**Task:** Restate the whole listing word for word. Pictures are left out.

════════════════

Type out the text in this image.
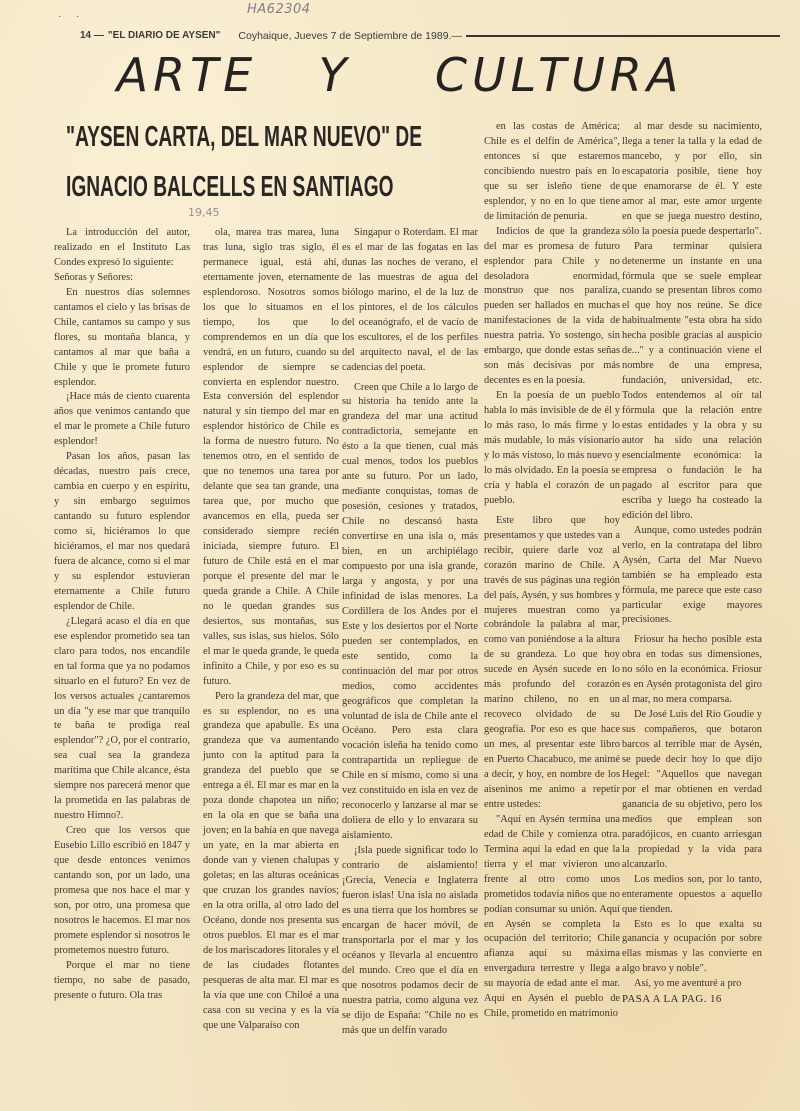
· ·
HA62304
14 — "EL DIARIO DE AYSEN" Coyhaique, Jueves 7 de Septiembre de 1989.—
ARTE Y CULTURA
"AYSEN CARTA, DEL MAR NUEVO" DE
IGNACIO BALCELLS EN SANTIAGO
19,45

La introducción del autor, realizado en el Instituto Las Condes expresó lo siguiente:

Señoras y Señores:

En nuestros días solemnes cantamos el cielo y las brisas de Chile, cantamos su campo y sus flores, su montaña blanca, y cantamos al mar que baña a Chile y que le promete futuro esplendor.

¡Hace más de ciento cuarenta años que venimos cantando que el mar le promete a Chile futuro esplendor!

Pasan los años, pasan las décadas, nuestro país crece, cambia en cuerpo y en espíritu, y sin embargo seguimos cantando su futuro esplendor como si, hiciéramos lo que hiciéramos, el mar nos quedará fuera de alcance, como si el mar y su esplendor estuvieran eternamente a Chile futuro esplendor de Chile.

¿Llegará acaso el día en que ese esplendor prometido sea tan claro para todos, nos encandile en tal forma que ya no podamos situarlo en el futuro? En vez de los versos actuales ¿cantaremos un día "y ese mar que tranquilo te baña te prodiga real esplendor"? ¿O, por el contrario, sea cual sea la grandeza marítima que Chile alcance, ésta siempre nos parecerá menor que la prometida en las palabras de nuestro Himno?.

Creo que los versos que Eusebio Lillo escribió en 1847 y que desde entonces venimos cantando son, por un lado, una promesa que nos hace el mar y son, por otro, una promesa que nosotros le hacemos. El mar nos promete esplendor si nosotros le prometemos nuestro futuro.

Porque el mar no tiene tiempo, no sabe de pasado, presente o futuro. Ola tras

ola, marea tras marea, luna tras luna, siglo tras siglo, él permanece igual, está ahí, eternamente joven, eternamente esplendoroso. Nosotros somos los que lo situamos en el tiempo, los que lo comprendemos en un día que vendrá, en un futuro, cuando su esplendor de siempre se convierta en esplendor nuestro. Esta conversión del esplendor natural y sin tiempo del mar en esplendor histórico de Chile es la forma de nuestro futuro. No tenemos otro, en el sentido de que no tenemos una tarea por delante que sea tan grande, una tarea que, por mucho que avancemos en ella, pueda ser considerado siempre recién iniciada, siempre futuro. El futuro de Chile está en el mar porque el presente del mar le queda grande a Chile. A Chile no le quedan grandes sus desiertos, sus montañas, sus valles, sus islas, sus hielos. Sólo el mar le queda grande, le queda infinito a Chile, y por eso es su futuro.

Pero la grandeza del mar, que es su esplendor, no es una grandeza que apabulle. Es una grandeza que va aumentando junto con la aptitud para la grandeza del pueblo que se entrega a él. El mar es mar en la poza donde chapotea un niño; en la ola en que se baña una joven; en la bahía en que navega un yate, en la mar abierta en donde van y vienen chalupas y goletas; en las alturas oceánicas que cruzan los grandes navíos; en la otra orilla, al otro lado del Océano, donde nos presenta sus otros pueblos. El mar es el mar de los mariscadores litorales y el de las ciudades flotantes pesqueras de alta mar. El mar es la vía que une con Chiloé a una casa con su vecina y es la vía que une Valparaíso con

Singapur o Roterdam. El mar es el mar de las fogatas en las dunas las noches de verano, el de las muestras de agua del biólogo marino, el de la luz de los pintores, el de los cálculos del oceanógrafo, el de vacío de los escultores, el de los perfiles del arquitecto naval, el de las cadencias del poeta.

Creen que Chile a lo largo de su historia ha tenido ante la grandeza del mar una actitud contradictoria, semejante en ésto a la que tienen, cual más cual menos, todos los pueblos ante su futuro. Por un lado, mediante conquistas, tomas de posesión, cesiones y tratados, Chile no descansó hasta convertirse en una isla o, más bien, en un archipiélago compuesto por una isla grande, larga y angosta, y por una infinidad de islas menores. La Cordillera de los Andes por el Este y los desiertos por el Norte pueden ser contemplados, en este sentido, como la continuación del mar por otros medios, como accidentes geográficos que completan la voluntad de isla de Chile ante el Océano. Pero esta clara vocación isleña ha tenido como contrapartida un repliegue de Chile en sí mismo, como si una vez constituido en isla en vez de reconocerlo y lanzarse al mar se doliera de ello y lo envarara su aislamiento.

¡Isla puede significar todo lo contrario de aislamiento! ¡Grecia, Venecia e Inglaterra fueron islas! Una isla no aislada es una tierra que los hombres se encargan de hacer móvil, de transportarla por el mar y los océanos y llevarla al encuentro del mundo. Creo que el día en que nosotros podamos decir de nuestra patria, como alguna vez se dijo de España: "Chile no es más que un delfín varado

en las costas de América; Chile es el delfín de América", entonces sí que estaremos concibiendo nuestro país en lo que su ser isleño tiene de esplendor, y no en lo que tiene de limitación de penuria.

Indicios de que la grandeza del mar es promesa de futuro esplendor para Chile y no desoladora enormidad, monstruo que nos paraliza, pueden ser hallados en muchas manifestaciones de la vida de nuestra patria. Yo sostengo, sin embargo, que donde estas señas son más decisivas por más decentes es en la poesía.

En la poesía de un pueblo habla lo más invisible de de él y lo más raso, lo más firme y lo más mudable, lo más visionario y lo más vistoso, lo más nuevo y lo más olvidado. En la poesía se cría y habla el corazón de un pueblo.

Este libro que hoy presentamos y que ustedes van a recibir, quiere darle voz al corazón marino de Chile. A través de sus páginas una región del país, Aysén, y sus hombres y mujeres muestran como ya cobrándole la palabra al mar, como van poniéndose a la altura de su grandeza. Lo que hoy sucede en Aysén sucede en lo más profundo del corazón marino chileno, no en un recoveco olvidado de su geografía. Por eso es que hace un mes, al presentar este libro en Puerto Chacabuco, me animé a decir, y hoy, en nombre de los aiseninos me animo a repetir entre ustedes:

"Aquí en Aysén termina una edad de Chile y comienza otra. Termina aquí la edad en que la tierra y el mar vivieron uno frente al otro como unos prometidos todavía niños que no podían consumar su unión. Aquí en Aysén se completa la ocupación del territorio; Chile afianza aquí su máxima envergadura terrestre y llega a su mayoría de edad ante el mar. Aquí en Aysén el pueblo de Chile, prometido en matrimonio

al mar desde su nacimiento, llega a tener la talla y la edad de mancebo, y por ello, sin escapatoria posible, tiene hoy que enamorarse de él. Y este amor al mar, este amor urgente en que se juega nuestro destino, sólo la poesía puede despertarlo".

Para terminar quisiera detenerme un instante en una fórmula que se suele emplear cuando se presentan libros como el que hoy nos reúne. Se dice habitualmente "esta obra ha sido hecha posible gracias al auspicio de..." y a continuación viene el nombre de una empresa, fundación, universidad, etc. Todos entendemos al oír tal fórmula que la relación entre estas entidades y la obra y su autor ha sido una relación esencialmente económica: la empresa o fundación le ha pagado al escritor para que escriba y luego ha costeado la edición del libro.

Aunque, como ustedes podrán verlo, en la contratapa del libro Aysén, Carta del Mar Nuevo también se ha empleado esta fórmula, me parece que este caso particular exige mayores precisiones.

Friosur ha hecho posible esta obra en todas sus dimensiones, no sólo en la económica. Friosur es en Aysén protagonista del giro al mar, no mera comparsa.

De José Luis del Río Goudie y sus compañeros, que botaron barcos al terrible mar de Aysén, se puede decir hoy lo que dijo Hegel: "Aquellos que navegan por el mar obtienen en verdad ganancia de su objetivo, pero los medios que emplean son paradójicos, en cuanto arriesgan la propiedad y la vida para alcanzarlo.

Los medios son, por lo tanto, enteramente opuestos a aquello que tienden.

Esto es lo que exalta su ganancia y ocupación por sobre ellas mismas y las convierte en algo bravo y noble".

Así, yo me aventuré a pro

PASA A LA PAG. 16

════════════════

**Worked answer:**
Type out the text in this image.
· ·
HA62304
14 — "EL DIARIO DE AYSEN" Coyhaique, Jueves 7 de Septiembre de 1989.—
ARTE Y CULTURA
"AYSEN CARTA, DEL MAR NUEVO" DE
IGNACIO BALCELLS EN SANTIAGO
19,45

La introducción del autor, realizado en el Instituto Las Condes expresó lo siguiente:

Señoras y Señores:

En nuestros días solemnes cantamos el cielo y las brisas de Chile, cantamos su campo y sus flores, su montaña blanca, y cantamos al mar que baña a Chile y que le promete futuro esplendor.

¡Hace más de ciento cuarenta años que venimos cantando que el mar le promete a Chile futuro esplendor!

Pasan los años, pasan las décadas, nuestro país crece, cambia en cuerpo y en espíritu, y sin embargo seguimos cantando su futuro esplendor como si, hiciéramos lo que hiciéramos, el mar nos quedará fuera de alcance, como si el mar y su esplendor estuvieran eternamente a Chile futuro esplendor de Chile.

¿Llegará acaso el día en que ese esplendor prometido sea tan claro para todos, nos encandile en tal forma que ya no podamos situarlo en el futuro? En vez de los versos actuales ¿cantaremos un día "y ese mar que tranquilo te baña te prodiga real esplendor"? ¿O, por el contrario, sea cual sea la grandeza marítima que Chile alcance, ésta siempre nos parecerá menor que la prometida en las palabras de nuestro Himno?.

Creo que los versos que Eusebio Lillo escribió en 1847 y que desde entonces venimos cantando son, por un lado, una promesa que nos hace el mar y son, por otro, una promesa que nosotros le hacemos. El mar nos promete esplendor si nosotros le prometemos nuestro futuro.

Porque el mar no tiene tiempo, no sabe de pasado, presente o futuro. Ola tras

ola, marea tras marea, luna tras luna, siglo tras siglo, él permanece igual, está ahí, eternamente joven, eternamente esplendoroso. Nosotros somos los que lo situamos en el tiempo, los que lo comprendemos en un día que vendrá, en un futuro, cuando su esplendor de siempre se convierta en esplendor nuestro. Esta conversión del esplendor natural y sin tiempo del mar en esplendor histórico de Chile es la forma de nuestro futuro. No tenemos otro, en el sentido de que no tenemos una tarea por delante que sea tan grande, una tarea que, por mucho que avancemos en ella, pueda ser considerado siempre recién iniciada, siempre futuro. El futuro de Chile está en el mar porque el presente del mar le queda grande a Chile. A Chile no le quedan grandes sus desiertos, sus montañas, sus valles, sus islas, sus hielos. Sólo el mar le queda grande, le queda infinito a Chile, y por eso es su futuro.

Pero la grandeza del mar, que es su esplendor, no es una grandeza que apabulle. Es una grandeza que va aumentando junto con la aptitud para la grandeza del pueblo que se entrega a él. El mar es mar en la poza donde chapotea un niño; en la ola en que se baña una joven; en la bahía en que navega un yate, en la mar abierta en donde van y vienen chalupas y goletas; en las alturas oceánicas que cruzan los grandes navíos; en la otra orilla, al otro lado del Océano, donde nos presenta sus otros pueblos. El mar es el mar de los mariscadores litorales y el de las ciudades flotantes pesqueras de alta mar. El mar es la vía que une con Chiloé a una casa con su vecina y es la vía que une Valparaíso con

Singapur o Roterdam. El mar es el mar de las fogatas en las dunas las noches de verano, el de las muestras de agua del biólogo marino, el de la luz de los pintores, el de los cálculos del oceanógrafo, el de vacío de los escultores, el de los perfiles del arquitecto naval, el de las cadencias del poeta.

Creen que Chile a lo largo de su historia ha tenido ante la grandeza del mar una actitud contradictoria, semejante en ésto a la que tienen, cual más cual menos, todos los pueblos ante su futuro. Por un lado, mediante conquistas, tomas de posesión, cesiones y tratados, Chile no descansó hasta convertirse en una isla o, más bien, en un archipiélago compuesto por una isla grande, larga y angosta, y por una infinidad de islas menores. La Cordillera de los Andes por el Este y los desiertos por el Norte pueden ser contemplados, en este sentido, como la continuación del mar por otros medios, como accidentes geográficos que completan la voluntad de isla de Chile ante el Océano. Pero esta clara vocación isleña ha tenido como contrapartida un repliegue de Chile en sí mismo, como si una vez constituido en isla en vez de reconocerlo y lanzarse al mar se doliera de ello y lo envarara su aislamiento.

¡Isla puede significar todo lo contrario de aislamiento! ¡Grecia, Venecia e Inglaterra fueron islas! Una isla no aislada es una tierra que los hombres se encargan de hacer móvil, de transportarla por el mar y los océanos y llevarla al encuentro del mundo. Creo que el día en que nosotros podamos decir de nuestra patria, como alguna vez se dijo de España: "Chile no es más que un delfín varado

en las costas de América; Chile es el delfín de América", entonces sí que estaremos concibiendo nuestro país en lo que su ser isleño tiene de esplendor, y no en lo que tiene de limitación de penuria.

Indicios de que la grandeza del mar es promesa de futuro esplendor para Chile y no desoladora enormidad, monstruo que nos paraliza, pueden ser hallados en muchas manifestaciones de la vida de nuestra patria. Yo sostengo, sin embargo, que donde estas señas son más decisivas por más decentes es en la poesía.

En la poesía de un pueblo habla lo más invisible de de él y lo más raso, lo más firme y lo más mudable, lo más visionario y lo más vistoso, lo más nuevo y lo más olvidado. En la poesía se cría y habla el corazón de un pueblo.

Este libro que hoy presentamos y que ustedes van a recibir, quiere darle voz al corazón marino de Chile. A través de sus páginas una región del país, Aysén, y sus hombres y mujeres muestran como ya cobrándole la palabra al mar, como van poniéndose a la altura de su grandeza. Lo que hoy sucede en Aysén sucede en lo más profundo del corazón marino chileno, no en un recoveco olvidado de su geografía. Por eso es que hace un mes, al presentar este libro en Puerto Chacabuco, me animé a decir, y hoy, en nombre de los aiseninos me animo a repetir entre ustedes:

"Aquí en Aysén termina una edad de Chile y comienza otra. Termina aquí la edad en que la tierra y el mar vivieron uno frente al otro como unos prometidos todavía niños que no podían consumar su unión. Aquí en Aysén se completa la ocupación del territorio; Chile afianza aquí su máxima envergadura terrestre y llega a su mayoría de edad ante el mar. Aquí en Aysén el pueblo de Chile, prometido en matrimonio

al mar desde su nacimiento, llega a tener la talla y la edad de mancebo, y por ello, sin escapatoria posible, tiene hoy que enamorarse de él. Y este amor al mar, este amor urgente en que se juega nuestro destino, sólo la poesía puede despertarlo".

Para terminar quisiera detenerme un instante en una fórmula que se suele emplear cuando se presentan libros como el que hoy nos reúne. Se dice habitualmente "esta obra ha sido hecha posible gracias al auspicio de..." y a continuación viene el nombre de una empresa, fundación, universidad, etc. Todos entendemos al oír tal fórmula que la relación entre estas entidades y la obra y su autor ha sido una relación esencialmente económica: la empresa o fundación le ha pagado al escritor para que escriba y luego ha costeado la edición del libro.

Aunque, como ustedes podrán verlo, en la contratapa del libro Aysén, Carta del Mar Nuevo también se ha empleado esta fórmula, me parece que este caso particular exige mayores precisiones.

Friosur ha hecho posible esta obra en todas sus dimensiones, no sólo en la económica. Friosur es en Aysén protagonista del giro al mar, no mera comparsa.

De José Luis del Río Goudie y sus compañeros, que botaron barcos al terrible mar de Aysén, se puede decir hoy lo que dijo Hegel: "Aquellos que navegan por el mar obtienen en verdad ganancia de su objetivo, pero los medios que emplean son paradójicos, en cuanto arriesgan la propiedad y la vida para alcanzarlo.

Los medios son, por lo tanto, enteramente opuestos a aquello que tienden.

Esto es lo que exalta su ganancia y ocupación por sobre ellas mismas y las convierte en algo bravo y noble".

Así, yo me aventuré a pro

PASA A LA PAG. 16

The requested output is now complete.